** Start Information provided **
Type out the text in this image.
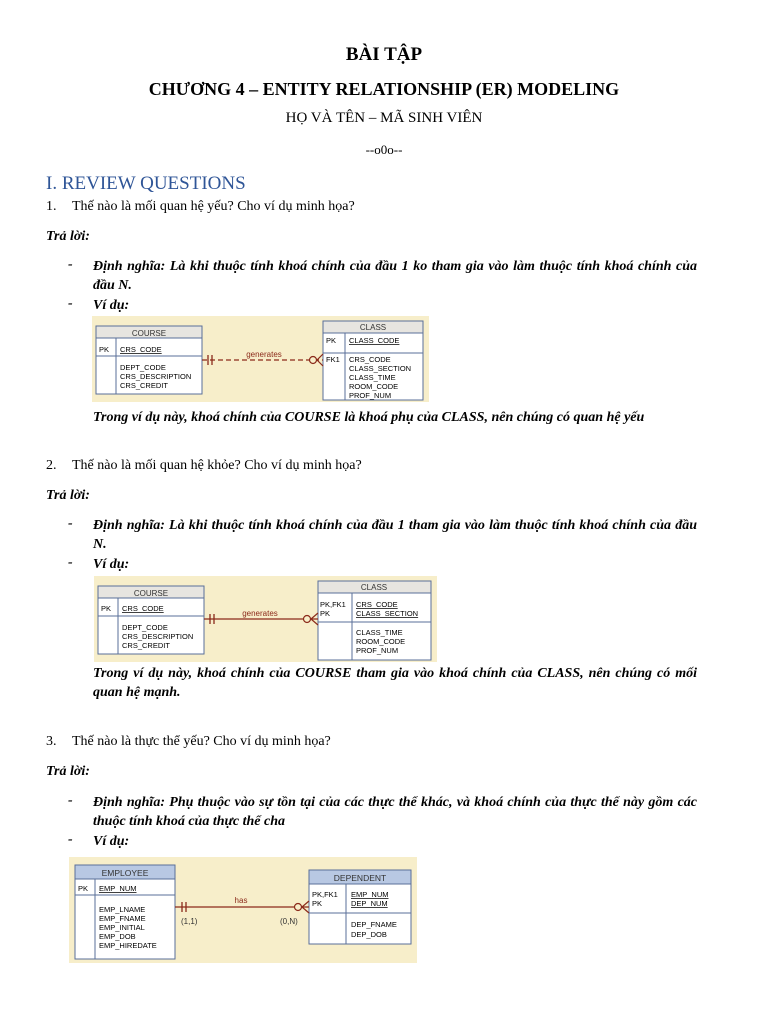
BÀI TẬP
CHƯƠNG 4 – ENTITY RELATIONSHIP (ER) MODELING
HỌ VÀ TÊN – MÃ SINH VIÊN
--o0o--
I. REVIEW QUESTIONS
1. Thế nào là mối quan hệ yếu? Cho ví dụ minh họa?
Trả lời:
- Định nghĩa: Là khi thuộc tính khoá chính của đầu 1 ko tham gia vào làm thuộc tính khoá chính của đầu N.
- Ví dụ:
COURSE
PK CRS_CODE
DEPT_CODE
CRS_DESCRIPTION
CRS_CREDIT
CLASS
PK CLASS_CODE
FK1 CRS_CODE
CLASS_SECTION
CLASS_TIME
ROOM_CODE
PROF_NUM
generates
Trong ví dụ này, khoá chính của COURSE là khoá phụ của CLASS, nên chúng có quan hệ yếu
2. Thế nào là mối quan hệ khỏe? Cho ví dụ minh họa?
Trả lời:
- Định nghĩa: Là khi thuộc tính khoá chính của đầu 1 tham gia vào làm thuộc tính khoá chính của đầu N.
- Ví dụ:
COURSE
PK CRS_CODE
DEPT_CODE
CRS_DESCRIPTION
CRS_CREDIT
CLASS
PK,FK1
PK
CRS_CODE
CLASS_SECTION
CLASS_TIME
ROOM_CODE
PROF_NUM
generates
Trong ví dụ này, khoá chính của COURSE tham gia vào khoá chính của CLASS, nên chúng có mối quan hệ mạnh.
3. Thế nào là thực thể yếu? Cho ví dụ minh họa?
Trả lời:
- Định nghĩa: Phụ thuộc vào sự tồn tại của các thực thể khác, và khoá chính của thực thể này gồm các thuộc tính khoá của thực thể cha
- Ví dụ:
EMPLOYEE
PK EMP_NUM
EMP_LNAME
EMP_FNAME
EMP_INITIAL
EMP_DOB
EMP_HIREDATE
DEPENDENT
PK,FK1
PK
EMP_NUM
DEP_NUM
DEP_FNAME
DEP_DOB
has
(1,1)	(0,N)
** End Information provided **
◆ Task details ◆
Leave out the pictures and output every record above precisely as given.

◆ Answer to this exercise ◆
Type out the text in this image.
BÀI TẬP
CHƯƠNG 4 – ENTITY RELATIONSHIP (ER) MODELING
HỌ VÀ TÊN – MÃ SINH VIÊN
--o0o--
I. REVIEW QUESTIONS
1. Thế nào là mối quan hệ yếu? Cho ví dụ minh họa?
Trả lời:
- Định nghĩa: Là khi thuộc tính khoá chính của đầu 1 ko tham gia vào làm thuộc tính khoá chính của đầu N.
- Ví dụ:
COURSE
PK CRS_CODE
DEPT_CODE
CRS_DESCRIPTION
CRS_CREDIT
CLASS
PK CLASS_CODE
FK1 CRS_CODE
CLASS_SECTION
CLASS_TIME
ROOM_CODE
PROF_NUM
generates
Trong ví dụ này, khoá chính của COURSE là khoá phụ của CLASS, nên chúng có quan hệ yếu
2. Thế nào là mối quan hệ khỏe? Cho ví dụ minh họa?
Trả lời:
- Định nghĩa: Là khi thuộc tính khoá chính của đầu 1 tham gia vào làm thuộc tính khoá chính của đầu N.
- Ví dụ:
COURSE
PK CRS_CODE
DEPT_CODE
CRS_DESCRIPTION
CRS_CREDIT
CLASS
PK,FK1
PK
CRS_CODE
CLASS_SECTION
CLASS_TIME
ROOM_CODE
PROF_NUM
generates
Trong ví dụ này, khoá chính của COURSE tham gia vào khoá chính của CLASS, nên chúng có mối quan hệ mạnh.
3. Thế nào là thực thể yếu? Cho ví dụ minh họa?
Trả lời:
- Định nghĩa: Phụ thuộc vào sự tồn tại của các thực thể khác, và khoá chính của thực thể này gồm các thuộc tính khoá của thực thể cha
- Ví dụ:
EMPLOYEE
PK EMP_NUM
EMP_LNAME
EMP_FNAME
EMP_INITIAL
EMP_DOB
EMP_HIREDATE
DEPENDENT
PK,FK1
PK
EMP_NUM
DEP_NUM
DEP_FNAME
DEP_DOB
has
(1,1)	(0,N)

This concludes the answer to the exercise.